(Data entries)
:::
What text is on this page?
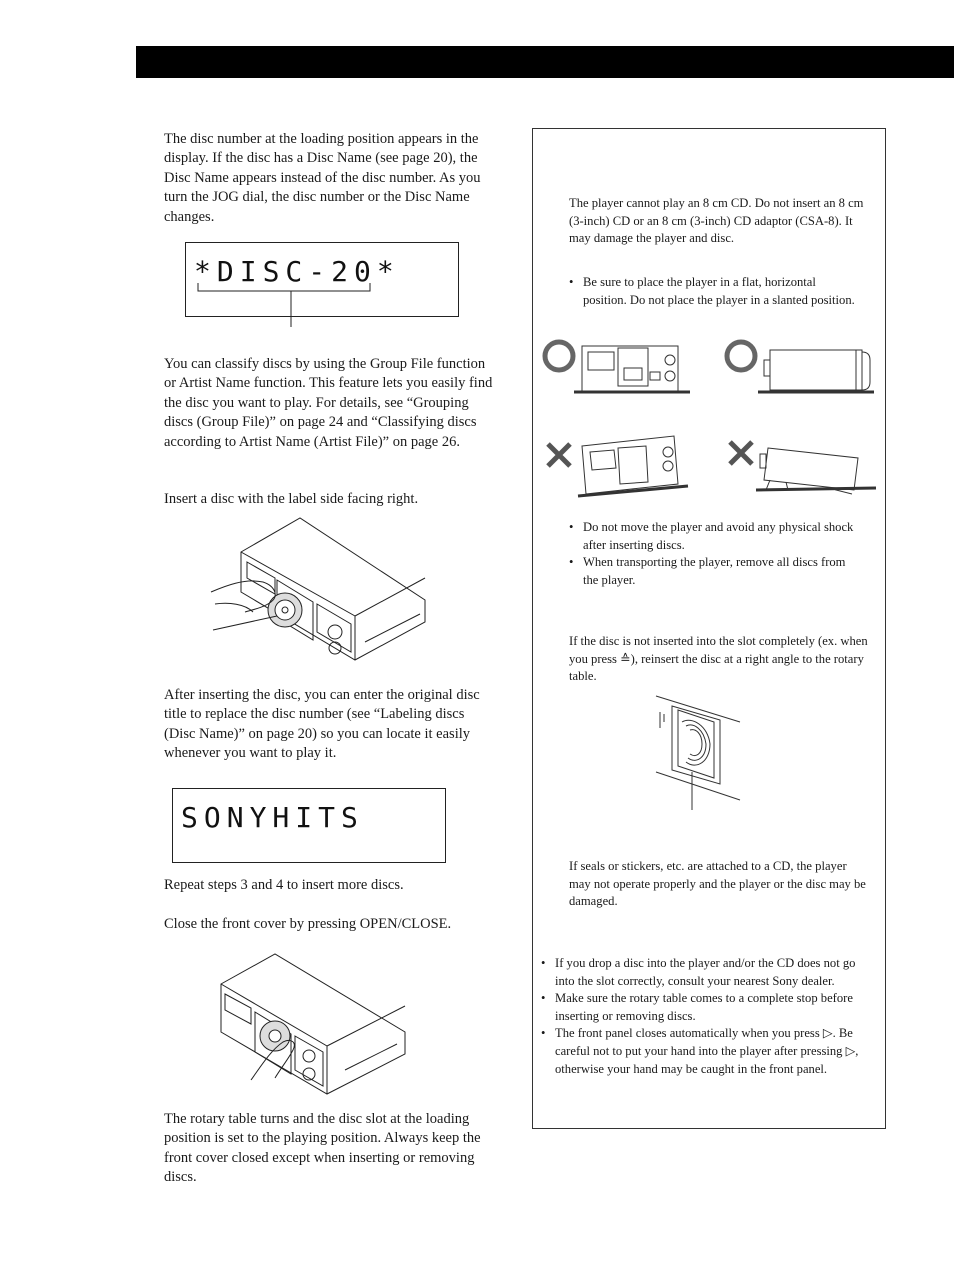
The disc number at the loading position appears in the display. If the disc has a Disc Name (see page 20), the Disc Name appears instead of the disc number. As you turn the JOG dial, the disc number or the Disc Name changes.
*DISC-20*
You can classify discs by using the Group File function or Artist Name function. This feature lets you easily find the disc you want to play. For details, see “Grouping discs (Group File)” on page 24 and “Classifying discs according to Artist Name (Artist File)” on page 26.
Insert a disc with the label side facing right.
After inserting the disc, you can enter the original disc title to replace the disc number (see “Labeling discs (Disc Name)” on page 20) so you can locate it easily whenever you want to play it.
SONYHITS
Repeat steps 3 and 4 to insert more discs.
Close the front cover by pressing OPEN/CLOSE.
The rotary table turns and the disc slot at the loading position is set to the playing position. Always keep the front cover closed except when inserting or removing discs.
The player cannot play an 8 cm CD. Do not insert an 8 cm (3-inch) CD or an 8 cm (3-inch) CD adaptor (CSA-8). It may damage the player and disc.
• Be sure to place the player in a flat, horizontal position. Do not place the player in a slanted position.
• Do not move the player and avoid any physical shock after inserting discs.
• When transporting the player, remove all discs from the player.
If the disc is not inserted into the slot completely (ex. when you press ≙), reinsert the disc at a right angle to the rotary table.
If seals or stickers, etc. are attached to a CD, the player may not operate properly and the player or the disc may be damaged.
• If you drop a disc into the player and/or the CD does not go into the slot correctly, consult your nearest Sony dealer.
• Make sure the rotary table comes to a complete stop before inserting or removing discs.
• The front panel closes automatically when you press ▷. Be careful not to put your hand into the player after pressing ▷, otherwise your hand may be caught in the front panel.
:::
## Aim
Return all of the entries word for word, but omit the pictures.

## Solution to the problem
What text is on this page?
The disc number at the loading position appears in the display. If the disc has a Disc Name (see page 20), the Disc Name appears instead of the disc number. As you turn the JOG dial, the disc number or the Disc Name changes.
*DISC-20*
You can classify discs by using the Group File function or Artist Name function. This feature lets you easily find the disc you want to play. For details, see “Grouping discs (Group File)” on page 24 and “Classifying discs according to Artist Name (Artist File)” on page 26.
Insert a disc with the label side facing right.
After inserting the disc, you can enter the original disc title to replace the disc number (see “Labeling discs (Disc Name)” on page 20) so you can locate it easily whenever you want to play it.
SONYHITS
Repeat steps 3 and 4 to insert more discs.
Close the front cover by pressing OPEN/CLOSE.
The rotary table turns and the disc slot at the loading position is set to the playing position. Always keep the front cover closed except when inserting or removing discs.
The player cannot play an 8 cm CD. Do not insert an 8 cm (3-inch) CD or an 8 cm (3-inch) CD adaptor (CSA-8). It may damage the player and disc.
• Be sure to place the player in a flat, horizontal position. Do not place the player in a slanted position.
• Do not move the player and avoid any physical shock after inserting discs.
• When transporting the player, remove all discs from the player.
If the disc is not inserted into the slot completely (ex. when you press ≙), reinsert the disc at a right angle to the rotary table.
If seals or stickers, etc. are attached to a CD, the player may not operate properly and the player or the disc may be damaged.
• If you drop a disc into the player and/or the CD does not go into the slot correctly, consult your nearest Sony dealer.
• Make sure the rotary table comes to a complete stop before inserting or removing discs.
• The front panel closes automatically when you press ▷. Be careful not to put your hand into the player after pressing ▷, otherwise your hand may be caught in the front panel.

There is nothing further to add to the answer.